▸ Exercise prompt: Your task is to print all of the data word for word.

---

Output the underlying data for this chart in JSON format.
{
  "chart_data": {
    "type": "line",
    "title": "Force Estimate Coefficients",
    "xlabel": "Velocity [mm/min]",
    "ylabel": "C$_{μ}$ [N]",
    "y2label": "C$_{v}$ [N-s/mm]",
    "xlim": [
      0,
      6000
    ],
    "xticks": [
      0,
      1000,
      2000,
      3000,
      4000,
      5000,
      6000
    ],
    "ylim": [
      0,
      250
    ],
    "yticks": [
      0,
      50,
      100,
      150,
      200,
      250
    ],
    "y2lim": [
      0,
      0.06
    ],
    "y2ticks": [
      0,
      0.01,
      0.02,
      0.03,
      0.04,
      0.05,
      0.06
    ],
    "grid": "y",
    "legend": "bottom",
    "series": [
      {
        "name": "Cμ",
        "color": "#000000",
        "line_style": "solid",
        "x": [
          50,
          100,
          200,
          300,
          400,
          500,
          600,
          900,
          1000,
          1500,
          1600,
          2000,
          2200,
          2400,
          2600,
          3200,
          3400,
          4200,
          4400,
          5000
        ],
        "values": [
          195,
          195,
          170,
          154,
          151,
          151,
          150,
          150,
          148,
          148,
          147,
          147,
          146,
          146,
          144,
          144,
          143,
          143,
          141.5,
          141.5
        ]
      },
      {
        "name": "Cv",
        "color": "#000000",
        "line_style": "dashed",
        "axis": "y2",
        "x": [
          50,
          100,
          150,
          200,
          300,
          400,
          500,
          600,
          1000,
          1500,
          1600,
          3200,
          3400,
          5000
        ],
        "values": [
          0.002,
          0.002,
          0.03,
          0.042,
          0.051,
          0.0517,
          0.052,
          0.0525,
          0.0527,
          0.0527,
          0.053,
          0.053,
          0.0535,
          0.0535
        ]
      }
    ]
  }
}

---

▸ Response to the task:
Output the underlying data for this chart in JSON format.
{
  "chart_data": {
    "type": "line",
    "title": "Force Estimate Coefficients",
    "xlabel": "Velocity [mm/min]",
    "ylabel": "C$_{μ}$ [N]",
    "y2label": "C$_{v}$ [N-s/mm]",
    "xlim": [
      0,
      6000
    ],
    "xticks": [
      0,
      1000,
      2000,
      3000,
      4000,
      5000,
      6000
    ],
    "ylim": [
      0,
      250
    ],
    "yticks": [
      0,
      50,
      100,
      150,
      200,
      250
    ],
    "y2lim": [
      0,
      0.06
    ],
    "y2ticks": [
      0,
      0.01,
      0.02,
      0.03,
      0.04,
      0.05,
      0.06
    ],
    "grid": "y",
    "legend": "bottom",
    "series": [
      {
        "name": "Cμ",
        "color": "#000000",
        "line_style": "solid",
        "x": [
          50,
          100,
          200,
          300,
          400,
          500,
          600,
          900,
          1000,
          1500,
          1600,
          2000,
          2200,
          2400,
          2600,
          3200,
          3400,
          4200,
          4400,
          5000
        ],
        "values": [
          195,
          195,
          170,
          154,
          151,
          151,
          150,
          150,
          148,
          148,
          147,
          147,
          146,
          146,
          144,
          144,
          143,
          143,
          141.5,
          141.5
        ]
      },
      {
        "name": "Cv",
        "color": "#000000",
        "line_style": "dashed",
        "axis": "y2",
        "x": [
          50,
          100,
          150,
          200,
          300,
          400,
          500,
          600,
          1000,
          1500,
          1600,
          3200,
          3400,
          5000
        ],
        "values": [
          0.002,
          0.002,
          0.03,
          0.042,
          0.051,
          0.0517,
          0.052,
          0.0525,
          0.0527,
          0.0527,
          0.053,
          0.053,
          0.0535,
          0.0535
        ]
      }
    ]
  }
}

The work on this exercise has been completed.